Excerpt from a dataset
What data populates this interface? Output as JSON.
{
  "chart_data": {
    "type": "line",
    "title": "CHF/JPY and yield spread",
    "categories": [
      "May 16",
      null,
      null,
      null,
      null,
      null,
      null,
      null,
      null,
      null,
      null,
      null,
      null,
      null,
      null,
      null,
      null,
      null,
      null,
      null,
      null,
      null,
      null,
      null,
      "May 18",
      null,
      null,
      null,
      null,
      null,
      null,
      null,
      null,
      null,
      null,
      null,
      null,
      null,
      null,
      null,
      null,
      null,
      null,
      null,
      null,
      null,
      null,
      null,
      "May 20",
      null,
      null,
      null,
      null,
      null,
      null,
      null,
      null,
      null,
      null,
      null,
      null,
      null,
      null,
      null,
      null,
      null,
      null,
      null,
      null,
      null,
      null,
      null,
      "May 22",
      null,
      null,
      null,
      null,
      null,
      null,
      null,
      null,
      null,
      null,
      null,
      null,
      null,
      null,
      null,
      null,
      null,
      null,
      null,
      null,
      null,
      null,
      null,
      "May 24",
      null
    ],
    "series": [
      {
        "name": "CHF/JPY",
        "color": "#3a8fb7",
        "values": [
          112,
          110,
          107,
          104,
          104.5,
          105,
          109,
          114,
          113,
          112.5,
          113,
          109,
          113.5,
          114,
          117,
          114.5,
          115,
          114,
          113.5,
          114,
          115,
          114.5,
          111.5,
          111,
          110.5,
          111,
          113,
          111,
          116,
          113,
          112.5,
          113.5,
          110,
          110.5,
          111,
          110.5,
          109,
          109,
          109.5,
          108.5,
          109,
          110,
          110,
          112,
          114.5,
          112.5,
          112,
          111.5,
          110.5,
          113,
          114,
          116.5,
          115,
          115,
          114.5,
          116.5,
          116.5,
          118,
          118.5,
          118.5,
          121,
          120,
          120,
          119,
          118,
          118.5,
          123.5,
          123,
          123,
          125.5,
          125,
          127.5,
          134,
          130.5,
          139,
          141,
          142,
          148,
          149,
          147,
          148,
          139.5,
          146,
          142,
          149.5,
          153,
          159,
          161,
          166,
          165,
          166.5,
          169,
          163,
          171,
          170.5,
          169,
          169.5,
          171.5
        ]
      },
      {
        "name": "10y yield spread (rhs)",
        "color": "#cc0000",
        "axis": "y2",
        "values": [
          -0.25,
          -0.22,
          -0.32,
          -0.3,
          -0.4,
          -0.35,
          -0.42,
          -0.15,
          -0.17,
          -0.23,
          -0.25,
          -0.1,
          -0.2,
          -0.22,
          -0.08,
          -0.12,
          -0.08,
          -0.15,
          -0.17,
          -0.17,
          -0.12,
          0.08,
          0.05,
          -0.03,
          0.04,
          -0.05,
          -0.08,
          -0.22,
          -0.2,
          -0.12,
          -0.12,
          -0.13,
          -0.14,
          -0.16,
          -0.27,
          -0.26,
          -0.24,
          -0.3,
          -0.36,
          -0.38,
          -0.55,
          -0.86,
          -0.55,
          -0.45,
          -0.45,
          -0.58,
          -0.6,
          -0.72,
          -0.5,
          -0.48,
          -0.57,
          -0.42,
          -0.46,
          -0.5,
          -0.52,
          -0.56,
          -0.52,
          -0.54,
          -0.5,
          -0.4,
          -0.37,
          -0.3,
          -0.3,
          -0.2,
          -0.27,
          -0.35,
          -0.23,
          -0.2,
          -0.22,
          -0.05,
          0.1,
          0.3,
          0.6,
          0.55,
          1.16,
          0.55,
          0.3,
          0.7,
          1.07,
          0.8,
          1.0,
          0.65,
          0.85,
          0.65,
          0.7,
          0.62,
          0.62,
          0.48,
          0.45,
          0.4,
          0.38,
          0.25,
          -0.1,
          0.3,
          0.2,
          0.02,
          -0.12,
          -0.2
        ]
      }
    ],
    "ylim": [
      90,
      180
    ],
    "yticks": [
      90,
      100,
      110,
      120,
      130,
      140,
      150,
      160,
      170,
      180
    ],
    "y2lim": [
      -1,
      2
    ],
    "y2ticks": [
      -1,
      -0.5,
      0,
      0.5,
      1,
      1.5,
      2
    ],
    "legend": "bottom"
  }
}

Problem to solve ->
Quote the data above in full, changing nothing.

Result of the task ->
What data populates this interface? Output as JSON.
{
  "chart_data": {
    "type": "line",
    "title": "CHF/JPY and yield spread",
    "categories": [
      "May 16",
      null,
      null,
      null,
      null,
      null,
      null,
      null,
      null,
      null,
      null,
      null,
      null,
      null,
      null,
      null,
      null,
      null,
      null,
      null,
      null,
      null,
      null,
      null,
      "May 18",
      null,
      null,
      null,
      null,
      null,
      null,
      null,
      null,
      null,
      null,
      null,
      null,
      null,
      null,
      null,
      null,
      null,
      null,
      null,
      null,
      null,
      null,
      null,
      "May 20",
      null,
      null,
      null,
      null,
      null,
      null,
      null,
      null,
      null,
      null,
      null,
      null,
      null,
      null,
      null,
      null,
      null,
      null,
      null,
      null,
      null,
      null,
      null,
      "May 22",
      null,
      null,
      null,
      null,
      null,
      null,
      null,
      null,
      null,
      null,
      null,
      null,
      null,
      null,
      null,
      null,
      null,
      null,
      null,
      null,
      null,
      null,
      null,
      "May 24",
      null
    ],
    "series": [
      {
        "name": "CHF/JPY",
        "color": "#3a8fb7",
        "values": [
          112,
          110,
          107,
          104,
          104.5,
          105,
          109,
          114,
          113,
          112.5,
          113,
          109,
          113.5,
          114,
          117,
          114.5,
          115,
          114,
          113.5,
          114,
          115,
          114.5,
          111.5,
          111,
          110.5,
          111,
          113,
          111,
          116,
          113,
          112.5,
          113.5,
          110,
          110.5,
          111,
          110.5,
          109,
          109,
          109.5,
          108.5,
          109,
          110,
          110,
          112,
          114.5,
          112.5,
          112,
          111.5,
          110.5,
          113,
          114,
          116.5,
          115,
          115,
          114.5,
          116.5,
          116.5,
          118,
          118.5,
          118.5,
          121,
          120,
          120,
          119,
          118,
          118.5,
          123.5,
          123,
          123,
          125.5,
          125,
          127.5,
          134,
          130.5,
          139,
          141,
          142,
          148,
          149,
          147,
          148,
          139.5,
          146,
          142,
          149.5,
          153,
          159,
          161,
          166,
          165,
          166.5,
          169,
          163,
          171,
          170.5,
          169,
          169.5,
          171.5
        ]
      },
      {
        "name": "10y yield spread (rhs)",
        "color": "#cc0000",
        "axis": "y2",
        "values": [
          -0.25,
          -0.22,
          -0.32,
          -0.3,
          -0.4,
          -0.35,
          -0.42,
          -0.15,
          -0.17,
          -0.23,
          -0.25,
          -0.1,
          -0.2,
          -0.22,
          -0.08,
          -0.12,
          -0.08,
          -0.15,
          -0.17,
          -0.17,
          -0.12,
          0.08,
          0.05,
          -0.03,
          0.04,
          -0.05,
          -0.08,
          -0.22,
          -0.2,
          -0.12,
          -0.12,
          -0.13,
          -0.14,
          -0.16,
          -0.27,
          -0.26,
          -0.24,
          -0.3,
          -0.36,
          -0.38,
          -0.55,
          -0.86,
          -0.55,
          -0.45,
          -0.45,
          -0.58,
          -0.6,
          -0.72,
          -0.5,
          -0.48,
          -0.57,
          -0.42,
          -0.46,
          -0.5,
          -0.52,
          -0.56,
          -0.52,
          -0.54,
          -0.5,
          -0.4,
          -0.37,
          -0.3,
          -0.3,
          -0.2,
          -0.27,
          -0.35,
          -0.23,
          -0.2,
          -0.22,
          -0.05,
          0.1,
          0.3,
          0.6,
          0.55,
          1.16,
          0.55,
          0.3,
          0.7,
          1.07,
          0.8,
          1.0,
          0.65,
          0.85,
          0.65,
          0.7,
          0.62,
          0.62,
          0.48,
          0.45,
          0.4,
          0.38,
          0.25,
          -0.1,
          0.3,
          0.2,
          0.02,
          -0.12,
          -0.2
        ]
      }
    ],
    "ylim": [
      90,
      180
    ],
    "yticks": [
      90,
      100,
      110,
      120,
      130,
      140,
      150,
      160,
      170,
      180
    ],
    "y2lim": [
      -1,
      2
    ],
    "y2ticks": [
      -1,
      -0.5,
      0,
      0.5,
      1,
      1.5,
      2
    ],
    "legend": "bottom"
  }
}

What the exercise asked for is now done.